Each entry below is to be extracted exactly.

[Extracted data entries]
□ □ □ □

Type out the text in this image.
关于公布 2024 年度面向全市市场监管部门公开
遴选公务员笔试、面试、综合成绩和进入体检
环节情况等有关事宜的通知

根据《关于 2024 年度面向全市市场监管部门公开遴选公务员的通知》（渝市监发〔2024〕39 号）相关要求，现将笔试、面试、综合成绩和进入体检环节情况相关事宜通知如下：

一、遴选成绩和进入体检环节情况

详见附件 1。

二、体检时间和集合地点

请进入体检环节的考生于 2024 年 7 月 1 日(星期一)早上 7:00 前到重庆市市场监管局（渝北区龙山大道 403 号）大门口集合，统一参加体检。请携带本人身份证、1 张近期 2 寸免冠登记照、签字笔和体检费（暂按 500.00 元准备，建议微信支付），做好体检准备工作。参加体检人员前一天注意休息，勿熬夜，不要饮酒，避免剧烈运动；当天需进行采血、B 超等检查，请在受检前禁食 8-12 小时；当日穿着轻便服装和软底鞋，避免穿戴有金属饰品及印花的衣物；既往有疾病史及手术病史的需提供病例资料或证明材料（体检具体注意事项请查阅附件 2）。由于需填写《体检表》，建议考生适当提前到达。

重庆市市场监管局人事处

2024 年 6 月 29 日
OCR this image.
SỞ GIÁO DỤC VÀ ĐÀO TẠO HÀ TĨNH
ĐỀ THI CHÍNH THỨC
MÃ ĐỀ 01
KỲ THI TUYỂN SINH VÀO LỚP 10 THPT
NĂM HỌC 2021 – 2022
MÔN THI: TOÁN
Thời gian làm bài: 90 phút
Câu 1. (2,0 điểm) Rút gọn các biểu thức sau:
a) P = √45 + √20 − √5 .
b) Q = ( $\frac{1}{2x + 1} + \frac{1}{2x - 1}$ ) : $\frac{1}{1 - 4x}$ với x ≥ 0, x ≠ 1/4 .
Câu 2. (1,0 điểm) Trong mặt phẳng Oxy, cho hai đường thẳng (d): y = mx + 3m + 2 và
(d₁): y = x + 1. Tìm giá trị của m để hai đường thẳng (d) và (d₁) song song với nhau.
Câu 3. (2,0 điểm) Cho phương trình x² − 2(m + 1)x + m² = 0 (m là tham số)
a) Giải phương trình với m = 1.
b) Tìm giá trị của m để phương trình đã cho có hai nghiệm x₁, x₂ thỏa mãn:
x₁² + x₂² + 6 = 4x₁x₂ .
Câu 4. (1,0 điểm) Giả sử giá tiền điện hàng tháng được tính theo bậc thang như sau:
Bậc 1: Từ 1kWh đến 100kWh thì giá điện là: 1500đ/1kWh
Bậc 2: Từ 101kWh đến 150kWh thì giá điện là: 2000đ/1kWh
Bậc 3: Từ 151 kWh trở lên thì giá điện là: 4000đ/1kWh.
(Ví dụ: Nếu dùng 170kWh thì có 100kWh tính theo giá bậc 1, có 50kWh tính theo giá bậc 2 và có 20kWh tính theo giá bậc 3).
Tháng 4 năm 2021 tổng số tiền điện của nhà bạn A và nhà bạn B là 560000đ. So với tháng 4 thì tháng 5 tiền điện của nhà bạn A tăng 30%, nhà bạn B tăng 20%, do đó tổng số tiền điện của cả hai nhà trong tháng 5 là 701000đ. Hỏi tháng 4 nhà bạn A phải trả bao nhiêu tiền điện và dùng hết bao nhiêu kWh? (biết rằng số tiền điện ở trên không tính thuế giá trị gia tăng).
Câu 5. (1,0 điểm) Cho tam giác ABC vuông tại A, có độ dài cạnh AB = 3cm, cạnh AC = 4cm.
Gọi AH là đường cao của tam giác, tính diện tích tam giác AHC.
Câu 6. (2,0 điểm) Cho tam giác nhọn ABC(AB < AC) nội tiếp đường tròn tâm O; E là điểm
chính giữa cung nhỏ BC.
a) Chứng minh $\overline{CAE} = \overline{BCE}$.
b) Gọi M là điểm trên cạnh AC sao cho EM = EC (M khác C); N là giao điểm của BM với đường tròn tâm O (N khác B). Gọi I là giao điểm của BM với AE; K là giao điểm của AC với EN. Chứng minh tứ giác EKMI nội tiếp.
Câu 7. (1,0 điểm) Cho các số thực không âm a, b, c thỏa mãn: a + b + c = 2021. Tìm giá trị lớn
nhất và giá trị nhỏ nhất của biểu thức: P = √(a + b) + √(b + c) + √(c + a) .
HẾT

□ □ □ □

# Written solution
Type out the text in this image.
关于公布 2024 年度面向全市市场监管部门公开
遴选公务员笔试、面试、综合成绩和进入体检
环节情况等有关事宜的通知

根据《关于 2024 年度面向全市市场监管部门公开遴选公务员的通知》（渝市监发〔2024〕39 号）相关要求，现将笔试、面试、综合成绩和进入体检环节情况相关事宜通知如下：

一、遴选成绩和进入体检环节情况

详见附件 1。

二、体检时间和集合地点

请进入体检环节的考生于 2024 年 7 月 1 日(星期一)早上 7:00 前到重庆市市场监管局（渝北区龙山大道 403 号）大门口集合，统一参加体检。请携带本人身份证、1 张近期 2 寸免冠登记照、签字笔和体检费（暂按 500.00 元准备，建议微信支付），做好体检准备工作。参加体检人员前一天注意休息，勿熬夜，不要饮酒，避免剧烈运动；当天需进行采血、B 超等检查，请在受检前禁食 8-12 小时；当日穿着轻便服装和软底鞋，避免穿戴有金属饰品及印花的衣物；既往有疾病史及手术病史的需提供病例资料或证明材料（体检具体注意事项请查阅附件 2）。由于需填写《体检表》，建议考生适当提前到达。

重庆市市场监管局人事处

2024 年 6 月 29 日
OCR this image.
SỞ GIÁO DỤC VÀ ĐÀO TẠO HÀ TĨNH
ĐỀ THI CHÍNH THỨC
MÃ ĐỀ 01
KỲ THI TUYỂN SINH VÀO LỚP 10 THPT
NĂM HỌC 2021 – 2022
MÔN THI: TOÁN
Thời gian làm bài: 90 phút
Câu 1. (2,0 điểm) Rút gọn các biểu thức sau:
a) P = √45 + √20 − √5 .
b) Q = ( $\frac{1}{2x + 1} + \frac{1}{2x - 1}$ ) : $\frac{1}{1 - 4x}$ với x ≥ 0, x ≠ 1/4 .
Câu 2. (1,0 điểm) Trong mặt phẳng Oxy, cho hai đường thẳng (d): y = mx + 3m + 2 và
(d₁): y = x + 1. Tìm giá trị của m để hai đường thẳng (d) và (d₁) song song với nhau.
Câu 3. (2,0 điểm) Cho phương trình x² − 2(m + 1)x + m² = 0 (m là tham số)
a) Giải phương trình với m = 1.
b) Tìm giá trị của m để phương trình đã cho có hai nghiệm x₁, x₂ thỏa mãn:
x₁² + x₂² + 6 = 4x₁x₂ .
Câu 4. (1,0 điểm) Giả sử giá tiền điện hàng tháng được tính theo bậc thang như sau:
Bậc 1: Từ 1kWh đến 100kWh thì giá điện là: 1500đ/1kWh
Bậc 2: Từ 101kWh đến 150kWh thì giá điện là: 2000đ/1kWh
Bậc 3: Từ 151 kWh trở lên thì giá điện là: 4000đ/1kWh.
(Ví dụ: Nếu dùng 170kWh thì có 100kWh tính theo giá bậc 1, có 50kWh tính theo giá bậc 2 và có 20kWh tính theo giá bậc 3).
Tháng 4 năm 2021 tổng số tiền điện của nhà bạn A và nhà bạn B là 560000đ. So với tháng 4 thì tháng 5 tiền điện của nhà bạn A tăng 30%, nhà bạn B tăng 20%, do đó tổng số tiền điện của cả hai nhà trong tháng 5 là 701000đ. Hỏi tháng 4 nhà bạn A phải trả bao nhiêu tiền điện và dùng hết bao nhiêu kWh? (biết rằng số tiền điện ở trên không tính thuế giá trị gia tăng).
Câu 5. (1,0 điểm) Cho tam giác ABC vuông tại A, có độ dài cạnh AB = 3cm, cạnh AC = 4cm.
Gọi AH là đường cao của tam giác, tính diện tích tam giác AHC.
Câu 6. (2,0 điểm) Cho tam giác nhọn ABC(AB < AC) nội tiếp đường tròn tâm O; E là điểm
chính giữa cung nhỏ BC.
a) Chứng minh $\overline{CAE} = \overline{BCE}$.
b) Gọi M là điểm trên cạnh AC sao cho EM = EC (M khác C); N là giao điểm của BM với đường tròn tâm O (N khác B). Gọi I là giao điểm của BM với AE; K là giao điểm của AC với EN. Chứng minh tứ giác EKMI nội tiếp.
Câu 7. (1,0 điểm) Cho các số thực không âm a, b, c thỏa mãn: a + b + c = 2021. Tìm giá trị lớn
nhất và giá trị nhỏ nhất của biểu thức: P = √(a + b) + √(b + c) + √(c + a) .
HẾT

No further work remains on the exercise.